WHAT THE TASK ASKS: Retype the whole listing below, character for character.

ENTRIES SHOWN:

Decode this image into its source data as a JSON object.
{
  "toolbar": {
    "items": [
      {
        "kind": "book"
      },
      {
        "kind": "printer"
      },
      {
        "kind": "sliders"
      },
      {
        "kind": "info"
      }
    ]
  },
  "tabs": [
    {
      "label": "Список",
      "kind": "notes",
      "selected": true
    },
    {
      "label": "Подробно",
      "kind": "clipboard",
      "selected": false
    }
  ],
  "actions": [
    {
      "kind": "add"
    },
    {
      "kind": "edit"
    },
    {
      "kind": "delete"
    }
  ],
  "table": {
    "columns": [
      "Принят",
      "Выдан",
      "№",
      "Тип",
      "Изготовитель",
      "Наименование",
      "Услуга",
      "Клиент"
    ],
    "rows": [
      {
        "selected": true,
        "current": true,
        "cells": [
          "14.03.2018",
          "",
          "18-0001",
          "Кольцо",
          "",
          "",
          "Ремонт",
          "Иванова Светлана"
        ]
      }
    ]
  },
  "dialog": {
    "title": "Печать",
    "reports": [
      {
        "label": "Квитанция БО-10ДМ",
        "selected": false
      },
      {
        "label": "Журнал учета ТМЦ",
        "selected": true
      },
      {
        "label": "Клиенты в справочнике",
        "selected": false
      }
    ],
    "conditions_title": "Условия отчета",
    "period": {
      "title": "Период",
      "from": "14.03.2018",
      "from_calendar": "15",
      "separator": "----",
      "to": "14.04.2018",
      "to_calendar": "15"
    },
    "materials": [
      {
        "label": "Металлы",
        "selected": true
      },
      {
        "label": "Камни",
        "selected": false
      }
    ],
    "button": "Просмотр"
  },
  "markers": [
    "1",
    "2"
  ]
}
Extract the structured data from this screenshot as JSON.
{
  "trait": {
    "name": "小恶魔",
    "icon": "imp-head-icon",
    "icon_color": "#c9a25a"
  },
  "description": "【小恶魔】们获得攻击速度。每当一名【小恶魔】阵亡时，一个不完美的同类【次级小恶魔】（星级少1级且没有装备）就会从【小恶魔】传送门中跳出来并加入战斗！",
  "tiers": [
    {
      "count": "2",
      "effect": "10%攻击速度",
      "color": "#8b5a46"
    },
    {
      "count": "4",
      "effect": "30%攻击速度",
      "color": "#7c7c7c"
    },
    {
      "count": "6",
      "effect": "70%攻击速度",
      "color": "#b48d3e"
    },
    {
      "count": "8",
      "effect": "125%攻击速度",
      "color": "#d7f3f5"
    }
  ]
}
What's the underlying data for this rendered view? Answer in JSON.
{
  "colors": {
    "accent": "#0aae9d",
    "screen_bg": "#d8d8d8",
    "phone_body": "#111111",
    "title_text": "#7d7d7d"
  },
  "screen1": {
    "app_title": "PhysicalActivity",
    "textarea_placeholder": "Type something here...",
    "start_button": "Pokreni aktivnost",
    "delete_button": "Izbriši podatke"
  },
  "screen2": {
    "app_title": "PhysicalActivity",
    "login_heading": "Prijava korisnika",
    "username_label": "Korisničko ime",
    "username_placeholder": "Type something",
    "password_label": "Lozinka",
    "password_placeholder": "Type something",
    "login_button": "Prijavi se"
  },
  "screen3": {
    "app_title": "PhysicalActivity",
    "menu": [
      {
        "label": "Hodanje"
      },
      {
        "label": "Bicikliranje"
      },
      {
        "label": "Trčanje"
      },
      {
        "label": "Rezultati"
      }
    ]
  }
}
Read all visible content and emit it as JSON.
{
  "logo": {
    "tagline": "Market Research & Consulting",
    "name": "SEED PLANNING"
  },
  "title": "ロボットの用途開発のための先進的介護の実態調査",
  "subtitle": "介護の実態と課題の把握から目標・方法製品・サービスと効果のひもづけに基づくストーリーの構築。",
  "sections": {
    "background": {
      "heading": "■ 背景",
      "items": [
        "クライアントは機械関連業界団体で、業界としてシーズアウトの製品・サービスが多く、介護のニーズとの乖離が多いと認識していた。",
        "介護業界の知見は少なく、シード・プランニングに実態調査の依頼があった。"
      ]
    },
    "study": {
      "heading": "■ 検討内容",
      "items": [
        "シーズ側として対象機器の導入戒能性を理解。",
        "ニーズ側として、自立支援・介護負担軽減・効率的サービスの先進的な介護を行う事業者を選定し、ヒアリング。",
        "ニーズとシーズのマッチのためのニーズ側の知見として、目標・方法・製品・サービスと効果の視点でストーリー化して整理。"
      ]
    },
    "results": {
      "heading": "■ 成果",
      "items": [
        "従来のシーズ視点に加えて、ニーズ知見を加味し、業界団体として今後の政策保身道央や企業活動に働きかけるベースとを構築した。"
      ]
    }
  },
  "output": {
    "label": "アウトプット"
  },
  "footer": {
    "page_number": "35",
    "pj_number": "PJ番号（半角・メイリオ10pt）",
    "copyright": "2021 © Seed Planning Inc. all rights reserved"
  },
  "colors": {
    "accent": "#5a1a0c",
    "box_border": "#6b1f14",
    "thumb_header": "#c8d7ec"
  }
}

FULL OUTPUT:
Decode this image into its source data as a JSON object.
{
  "toolbar": {
    "items": [
      {
        "kind": "book"
      },
      {
        "kind": "printer"
      },
      {
        "kind": "sliders"
      },
      {
        "kind": "info"
      }
    ]
  },
  "tabs": [
    {
      "label": "Список",
      "kind": "notes",
      "selected": true
    },
    {
      "label": "Подробно",
      "kind": "clipboard",
      "selected": false
    }
  ],
  "actions": [
    {
      "kind": "add"
    },
    {
      "kind": "edit"
    },
    {
      "kind": "delete"
    }
  ],
  "table": {
    "columns": [
      "Принят",
      "Выдан",
      "№",
      "Тип",
      "Изготовитель",
      "Наименование",
      "Услуга",
      "Клиент"
    ],
    "rows": [
      {
        "selected": true,
        "current": true,
        "cells": [
          "14.03.2018",
          "",
          "18-0001",
          "Кольцо",
          "",
          "",
          "Ремонт",
          "Иванова Светлана"
        ]
      }
    ]
  },
  "dialog": {
    "title": "Печать",
    "reports": [
      {
        "label": "Квитанция БО-10ДМ",
        "selected": false
      },
      {
        "label": "Журнал учета ТМЦ",
        "selected": true
      },
      {
        "label": "Клиенты в справочнике",
        "selected": false
      }
    ],
    "conditions_title": "Условия отчета",
    "period": {
      "title": "Период",
      "from": "14.03.2018",
      "from_calendar": "15",
      "separator": "----",
      "to": "14.04.2018",
      "to_calendar": "15"
    },
    "materials": [
      {
        "label": "Металлы",
        "selected": true
      },
      {
        "label": "Камни",
        "selected": false
      }
    ],
    "button": "Просмотр"
  },
  "markers": [
    "1",
    "2"
  ]
}
Extract the structured data from this screenshot as JSON.
{
  "trait": {
    "name": "小恶魔",
    "icon": "imp-head-icon",
    "icon_color": "#c9a25a"
  },
  "description": "【小恶魔】们获得攻击速度。每当一名【小恶魔】阵亡时，一个不完美的同类【次级小恶魔】（星级少1级且没有装备）就会从【小恶魔】传送门中跳出来并加入战斗！",
  "tiers": [
    {
      "count": "2",
      "effect": "10%攻击速度",
      "color": "#8b5a46"
    },
    {
      "count": "4",
      "effect": "30%攻击速度",
      "color": "#7c7c7c"
    },
    {
      "count": "6",
      "effect": "70%攻击速度",
      "color": "#b48d3e"
    },
    {
      "count": "8",
      "effect": "125%攻击速度",
      "color": "#d7f3f5"
    }
  ]
}
What's the underlying data for this rendered view? Answer in JSON.
{
  "colors": {
    "accent": "#0aae9d",
    "screen_bg": "#d8d8d8",
    "phone_body": "#111111",
    "title_text": "#7d7d7d"
  },
  "screen1": {
    "app_title": "PhysicalActivity",
    "textarea_placeholder": "Type something here...",
    "start_button": "Pokreni aktivnost",
    "delete_button": "Izbriši podatke"
  },
  "screen2": {
    "app_title": "PhysicalActivity",
    "login_heading": "Prijava korisnika",
    "username_label": "Korisničko ime",
    "username_placeholder": "Type something",
    "password_label": "Lozinka",
    "password_placeholder": "Type something",
    "login_button": "Prijavi se"
  },
  "screen3": {
    "app_title": "PhysicalActivity",
    "menu": [
      {
        "label": "Hodanje"
      },
      {
        "label": "Bicikliranje"
      },
      {
        "label": "Trčanje"
      },
      {
        "label": "Rezultati"
      }
    ]
  }
}
Read all visible content and emit it as JSON.
{
  "logo": {
    "tagline": "Market Research & Consulting",
    "name": "SEED PLANNING"
  },
  "title": "ロボットの用途開発のための先進的介護の実態調査",
  "subtitle": "介護の実態と課題の把握から目標・方法製品・サービスと効果のひもづけに基づくストーリーの構築。",
  "sections": {
    "background": {
      "heading": "■ 背景",
      "items": [
        "クライアントは機械関連業界団体で、業界としてシーズアウトの製品・サービスが多く、介護のニーズとの乖離が多いと認識していた。",
        "介護業界の知見は少なく、シード・プランニングに実態調査の依頼があった。"
      ]
    },
    "study": {
      "heading": "■ 検討内容",
      "items": [
        "シーズ側として対象機器の導入戒能性を理解。",
        "ニーズ側として、自立支援・介護負担軽減・効率的サービスの先進的な介護を行う事業者を選定し、ヒアリング。",
        "ニーズとシーズのマッチのためのニーズ側の知見として、目標・方法・製品・サービスと効果の視点でストーリー化して整理。"
      ]
    },
    "results": {
      "heading": "■ 成果",
      "items": [
        "従来のシーズ視点に加えて、ニーズ知見を加味し、業界団体として今後の政策保身道央や企業活動に働きかけるベースとを構築した。"
      ]
    }
  },
  "output": {
    "label": "アウトプット"
  },
  "footer": {
    "page_number": "35",
    "pj_number": "PJ番号（半角・メイリオ10pt）",
    "copyright": "2021 © Seed Planning Inc. all rights reserved"
  },
  "colors": {
    "accent": "#5a1a0c",
    "box_border": "#6b1f14",
    "thumb_header": "#c8d7ec"
  }
}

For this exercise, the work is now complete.